■ PROBLEM: Pull out every line containing the string "text".

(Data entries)
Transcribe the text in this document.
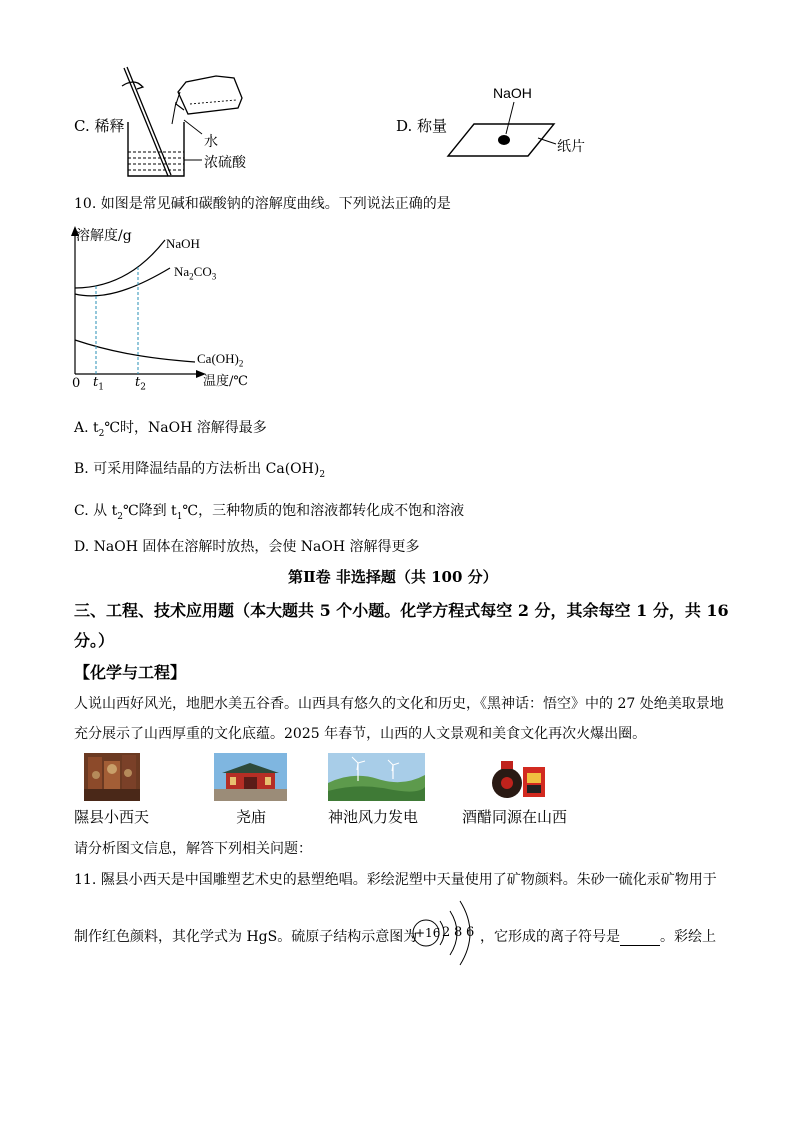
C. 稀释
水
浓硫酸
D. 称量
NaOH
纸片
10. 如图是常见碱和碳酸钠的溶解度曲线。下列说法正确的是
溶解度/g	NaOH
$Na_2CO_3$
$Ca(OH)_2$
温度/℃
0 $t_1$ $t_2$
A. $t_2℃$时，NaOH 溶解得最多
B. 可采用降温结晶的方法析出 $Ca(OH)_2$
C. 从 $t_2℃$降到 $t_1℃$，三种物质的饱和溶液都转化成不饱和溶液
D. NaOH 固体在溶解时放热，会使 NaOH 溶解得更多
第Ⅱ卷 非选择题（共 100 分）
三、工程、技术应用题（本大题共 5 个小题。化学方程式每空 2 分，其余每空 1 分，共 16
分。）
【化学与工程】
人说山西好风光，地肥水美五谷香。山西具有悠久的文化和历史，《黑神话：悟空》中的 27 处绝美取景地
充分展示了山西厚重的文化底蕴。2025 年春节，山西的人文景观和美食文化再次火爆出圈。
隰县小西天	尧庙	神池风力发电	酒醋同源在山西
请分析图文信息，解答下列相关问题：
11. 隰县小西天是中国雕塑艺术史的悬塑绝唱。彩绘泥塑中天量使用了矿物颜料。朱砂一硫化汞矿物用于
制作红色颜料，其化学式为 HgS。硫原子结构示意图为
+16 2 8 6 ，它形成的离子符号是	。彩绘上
==
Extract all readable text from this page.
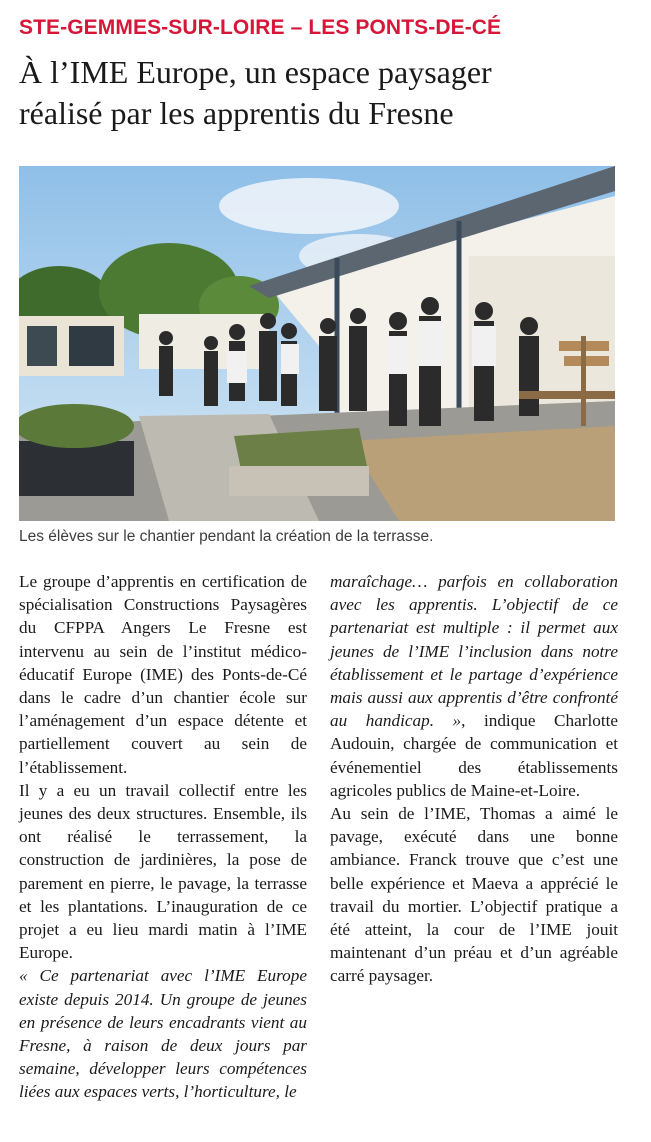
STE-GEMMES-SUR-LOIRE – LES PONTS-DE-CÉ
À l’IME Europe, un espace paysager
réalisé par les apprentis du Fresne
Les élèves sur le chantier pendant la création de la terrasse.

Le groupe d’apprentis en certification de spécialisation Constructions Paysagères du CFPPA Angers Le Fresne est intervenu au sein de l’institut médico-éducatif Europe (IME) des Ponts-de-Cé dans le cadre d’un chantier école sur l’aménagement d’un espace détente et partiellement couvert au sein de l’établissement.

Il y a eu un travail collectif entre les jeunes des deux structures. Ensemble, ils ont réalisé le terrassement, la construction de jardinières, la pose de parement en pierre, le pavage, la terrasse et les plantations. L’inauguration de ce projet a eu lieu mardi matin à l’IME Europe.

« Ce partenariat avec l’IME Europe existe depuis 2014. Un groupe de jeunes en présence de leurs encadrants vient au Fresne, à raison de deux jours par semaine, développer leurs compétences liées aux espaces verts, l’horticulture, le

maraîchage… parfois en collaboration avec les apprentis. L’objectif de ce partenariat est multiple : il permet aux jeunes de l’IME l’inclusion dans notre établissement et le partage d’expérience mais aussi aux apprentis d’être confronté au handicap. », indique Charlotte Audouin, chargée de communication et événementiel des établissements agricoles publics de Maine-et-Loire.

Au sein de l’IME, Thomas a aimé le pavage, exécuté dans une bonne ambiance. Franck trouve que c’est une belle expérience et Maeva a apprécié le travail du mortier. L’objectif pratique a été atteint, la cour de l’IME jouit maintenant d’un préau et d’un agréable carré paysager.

■ WRITTEN ANSWER:
Transcribe the text in this document.
Extract all readable text from this page.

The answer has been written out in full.